— START OF Records provided —
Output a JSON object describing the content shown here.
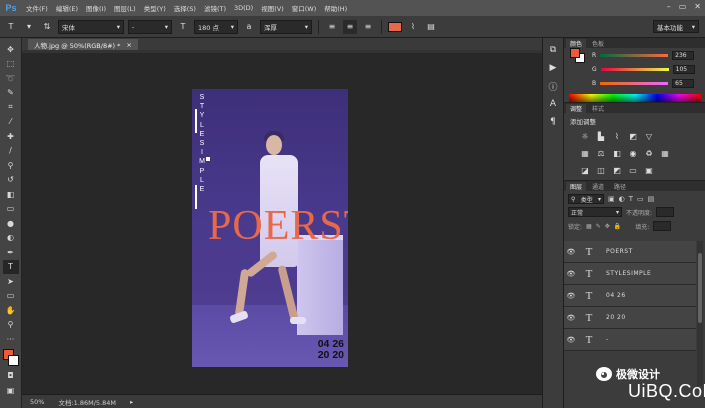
{
  "app": {
    "logo": "Ps"
  },
  "menu": [
    "文件(F)",
    "编辑(E)",
    "图像(I)",
    "图层(L)",
    "类型(Y)",
    "选择(S)",
    "滤镜(T)",
    "3D(D)",
    "视图(V)",
    "窗口(W)",
    "帮助(H)"
  ],
  "window_controls": [
    "–",
    "▭",
    "✕"
  ],
  "options": {
    "font_family": "宋体",
    "font_style": "-",
    "font_size": "180 点",
    "aa_label": "a",
    "aa_mode": "浑厚",
    "text_color": "#e8684a",
    "workspace": "基本功能"
  },
  "document": {
    "tab_label": "人物.jpg @ 50%(RGB/8#) *",
    "close": "×"
  },
  "artwork": {
    "vertical_letters": [
      "S",
      "T",
      "Y",
      "L",
      "E",
      "S",
      "I",
      "M",
      "P",
      "L",
      "E"
    ],
    "title": "POERST",
    "date_line1": "04 26",
    "date_line2": "20 20",
    "title_color": "#e8684a",
    "background_color": "#4a3a8e"
  },
  "status": {
    "zoom": "50%",
    "doc": "文档:1.86M/5.84M"
  },
  "color_panel": {
    "tabs": [
      "颜色",
      "色板"
    ],
    "fg": "#ec5a3c",
    "r_label": "R",
    "r": "236",
    "g_label": "G",
    "g": "105",
    "b_label": "B",
    "b": "65"
  },
  "adjust_panel": {
    "tabs": [
      "调整",
      "样式"
    ],
    "title": "添加调整"
  },
  "layers_panel": {
    "tabs": [
      "图层",
      "通道",
      "路径"
    ],
    "filter": "类型",
    "blend": "正常",
    "opacity_label": "不透明度:",
    "lock_label": "锁定:",
    "fill_label": "填充:",
    "layers": [
      {
        "name": "POERST"
      },
      {
        "name": "STYLESIMPLE"
      },
      {
        "name": "04 26"
      },
      {
        "name": "20 20"
      },
      {
        "name": "-"
      }
    ]
  },
  "watermark": {
    "text": "极微设计",
    "site": "UiBQ.CoM"
  }
}
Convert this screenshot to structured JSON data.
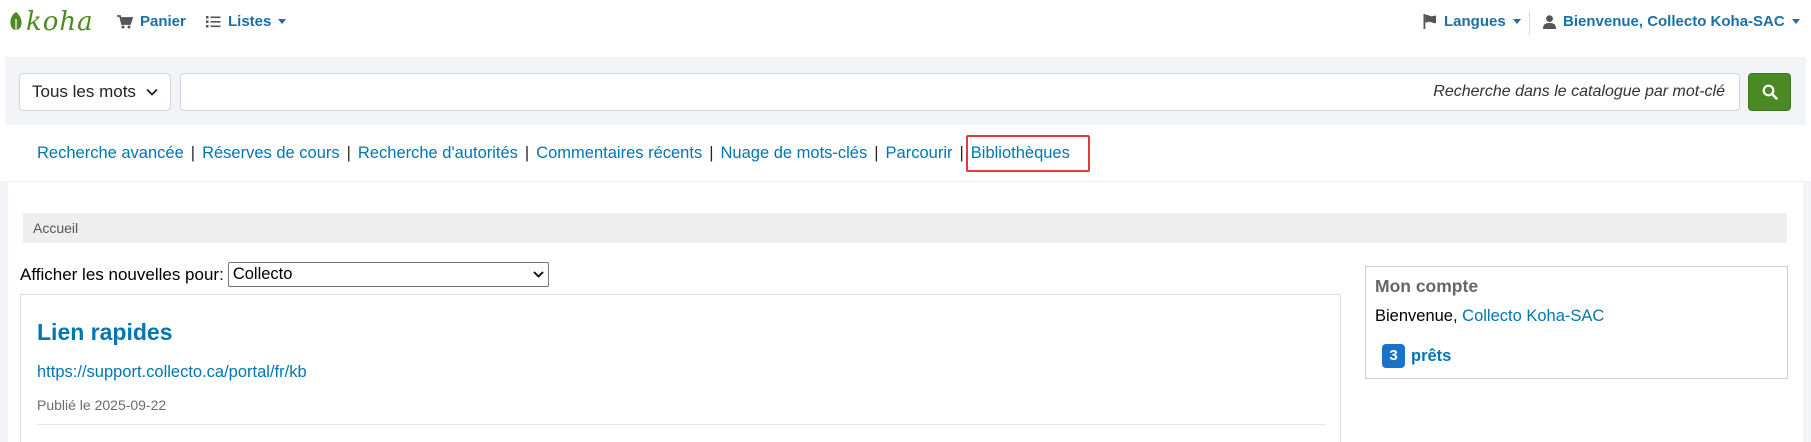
{
  "navbar": {
    "logo_text": "koha",
    "cart_label": "Panier",
    "lists_label": "Listes",
    "languages_label": "Langues",
    "user_label": "Bienvenue, Collecto Koha-SAC"
  },
  "search": {
    "type_selected": "Tous les mots",
    "placeholder": "Recherche dans le catalogue par mot-clé",
    "accent_color": "#4a8a24"
  },
  "more_searches": [
    "Recherche avancée",
    "Réserves de cours",
    "Recherche d'autorités",
    "Commentaires récents",
    "Nuage de mots-clés",
    "Parcourir",
    "Bibliothèques"
  ],
  "breadcrumb": {
    "home": "Accueil"
  },
  "news": {
    "filter_label": "Afficher les nouvelles pour:",
    "filter_selected": "Collecto",
    "title": "Lien rapides",
    "link": "https://support.collecto.ca/portal/fr/kb",
    "published": "Publié le 2025-09-22"
  },
  "account": {
    "title": "Mon compte",
    "welcome_prefix": "Bienvenue,",
    "user_name": "Collecto Koha-SAC",
    "loans_count": "3",
    "loans_label": "prêts"
  },
  "icons": {
    "cart": "cart-icon",
    "lists": "list-icon",
    "flag": "flag-icon",
    "user": "user-icon",
    "search": "search-icon"
  }
}
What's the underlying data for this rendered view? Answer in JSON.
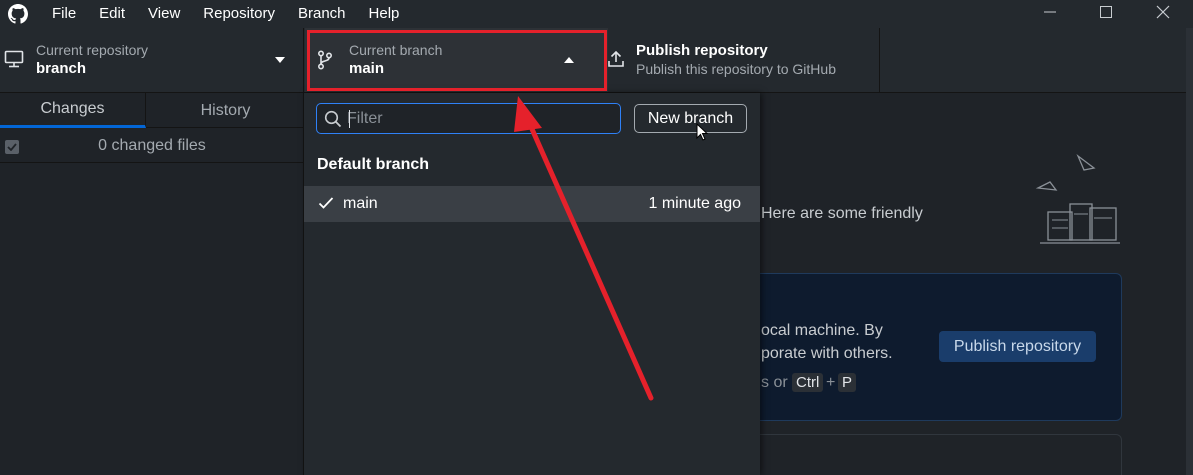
{
  "menu": {
    "items": [
      "File",
      "Edit",
      "View",
      "Repository",
      "Branch",
      "Help"
    ]
  },
  "toolbar": {
    "repository": {
      "label": "Current repository",
      "value": "branch"
    },
    "branch": {
      "label": "Current branch",
      "value": "main"
    },
    "publish": {
      "title": "Publish repository",
      "subtitle": "Publish this repository to GitHub"
    }
  },
  "sidebar": {
    "tabs": [
      "Changes",
      "History"
    ],
    "changed_files": "0 changed files"
  },
  "dropdown": {
    "filter_placeholder": "Filter",
    "new_branch_label": "New branch",
    "section_header": "Default branch",
    "branches": [
      {
        "name": "main",
        "time": "1 minute ago",
        "selected": true
      }
    ]
  },
  "main": {
    "welcome_partial": "Here are some friendly",
    "card_lines": [
      "ocal machine. By",
      "porate with others.",
      "s or"
    ],
    "shortcut_keys": [
      "Ctrl",
      "P"
    ],
    "shortcut_plus": "+",
    "card_button_label": "Publish repository"
  },
  "colors": {
    "accent": "#0366d6",
    "highlight": "#e5212b",
    "focus": "#2f81f7"
  },
  "icons": [
    "github-logo-icon",
    "minimize-icon",
    "maximize-icon",
    "close-icon",
    "computer-icon",
    "caret-down-icon",
    "git-branch-icon",
    "caret-up-icon",
    "upload-icon",
    "search-icon",
    "check-icon",
    "checkbox-icon",
    "cursor-icon"
  ]
}
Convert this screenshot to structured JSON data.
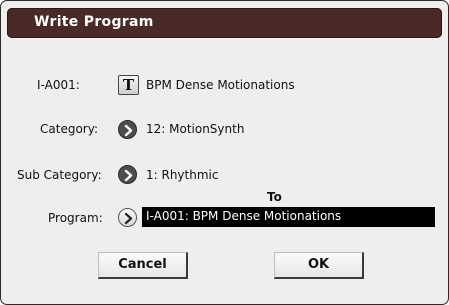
{
  "dialog": {
    "title": "Write Program"
  },
  "source": {
    "label": "I-A001:",
    "text_edit_button": "T",
    "name": "BPM Dense Motionations"
  },
  "category": {
    "label": "Category:",
    "value": "12: MotionSynth"
  },
  "sub_category": {
    "label": "Sub Category:",
    "value": "1: Rhythmic"
  },
  "destination": {
    "to_label": "To",
    "label": "Program:",
    "value": "I-A001: BPM Dense Motionations"
  },
  "buttons": {
    "cancel": "Cancel",
    "ok": "OK"
  },
  "colors": {
    "titlebar": "#4a2a26",
    "dialog_bg": "#efeeec",
    "field_bg": "#000000"
  },
  "icons": {
    "text_edit": "text-edit-icon",
    "category_popup": "popup-arrow-icon",
    "sub_category_popup": "popup-arrow-icon",
    "program_popup": "popup-arrow-icon"
  }
}
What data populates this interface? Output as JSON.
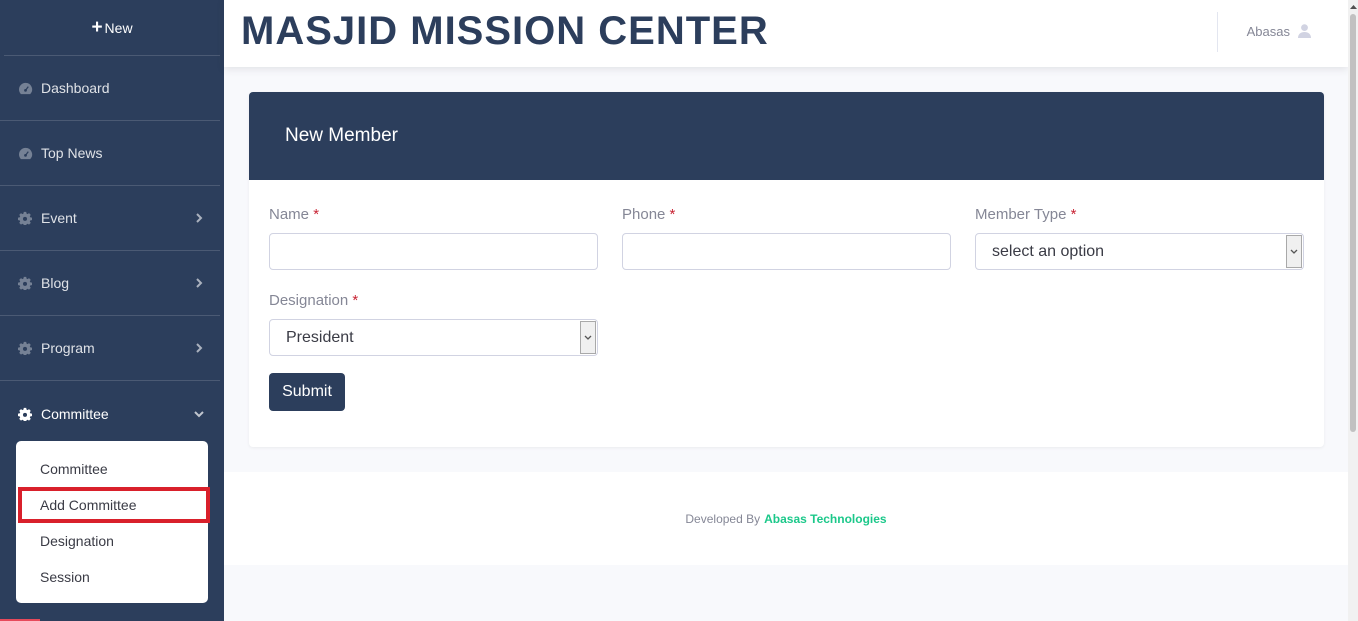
{
  "sidebar": {
    "new_label": "New",
    "items": [
      {
        "label": "Dashboard",
        "icon": "dashboard-icon",
        "has_chevron": false
      },
      {
        "label": "Top News",
        "icon": "dashboard-icon",
        "has_chevron": false
      },
      {
        "label": "Event",
        "icon": "gear-icon",
        "has_chevron": true
      },
      {
        "label": "Blog",
        "icon": "gear-icon",
        "has_chevron": true
      },
      {
        "label": "Program",
        "icon": "gear-icon",
        "has_chevron": true
      },
      {
        "label": "Committee",
        "icon": "gear-icon",
        "has_chevron": true,
        "expanded": true
      }
    ],
    "submenu": [
      {
        "label": "Committee"
      },
      {
        "label": "Add Committee",
        "highlighted": true
      },
      {
        "label": "Designation"
      },
      {
        "label": "Session"
      }
    ]
  },
  "header": {
    "brand": "MASJID MISSION CENTER",
    "user_name": "Abasas"
  },
  "form": {
    "title": "New Member",
    "name_label": "Name",
    "phone_label": "Phone",
    "member_type_label": "Member Type",
    "member_type_value": "select an option",
    "designation_label": "Designation",
    "designation_value": "President",
    "required_mark": "*",
    "submit_label": "Submit"
  },
  "footer": {
    "prefix": "Developed By",
    "company": "Abasas Technologies"
  },
  "colors": {
    "primary": "#2c3e5c",
    "highlight": "#d9202b",
    "footer_link": "#1cc88a",
    "required": "#c82333"
  }
}
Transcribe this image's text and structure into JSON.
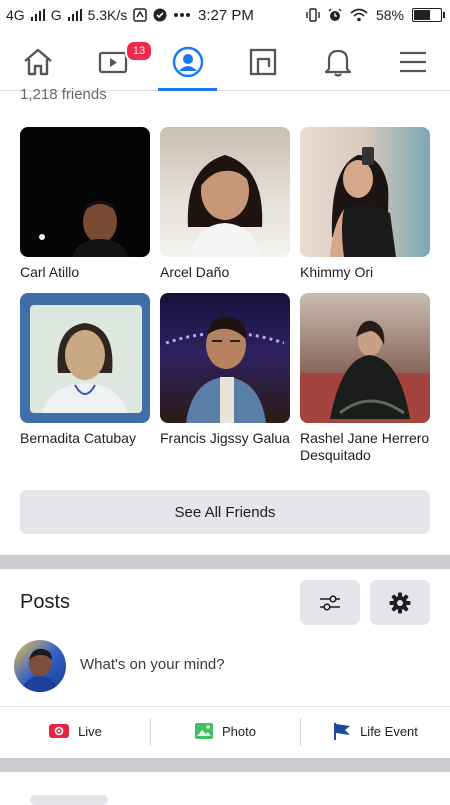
{
  "status_bar": {
    "network": "4G",
    "signal_label": "G",
    "speed": "5.3K/s",
    "time": "3:27 PM",
    "battery": "58%",
    "battery_level": 0.58
  },
  "nav": {
    "items": [
      {
        "name": "home"
      },
      {
        "name": "watch",
        "badge": "13"
      },
      {
        "name": "profile",
        "active": true
      },
      {
        "name": "marketplace"
      },
      {
        "name": "notifications"
      },
      {
        "name": "menu"
      }
    ]
  },
  "friends": {
    "count_label": "1,218 friends",
    "list": [
      {
        "name": "Carl Atillo"
      },
      {
        "name": "Arcel Daño"
      },
      {
        "name": "Khimmy Ori"
      },
      {
        "name": "Bernadita Catubay"
      },
      {
        "name": "Francis Jigssy Galua"
      },
      {
        "name": "Rashel Jane Herrero Desquitado"
      }
    ],
    "see_all_label": "See All Friends"
  },
  "posts": {
    "title": "Posts",
    "composer_placeholder": "What's on your mind?",
    "actions": [
      {
        "label": "Live",
        "icon": "live-icon"
      },
      {
        "label": "Photo",
        "icon": "photo-icon"
      },
      {
        "label": "Life Event",
        "icon": "life-event-icon"
      }
    ]
  },
  "colors": {
    "accent": "#1877f2",
    "badge": "#f02849",
    "live": "#e42645",
    "photo": "#45bd62",
    "life_event": "#1b4b9a"
  }
}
— END OF Records provided —
◆ Exercise task: Extract from the material all lines containing the string "popup".

◆ Final answer:
    "category_popup": "popup-arrow-icon",
    "sub_category_popup": "popup-arrow-icon",
    "program_popup": "popup-arrow-icon"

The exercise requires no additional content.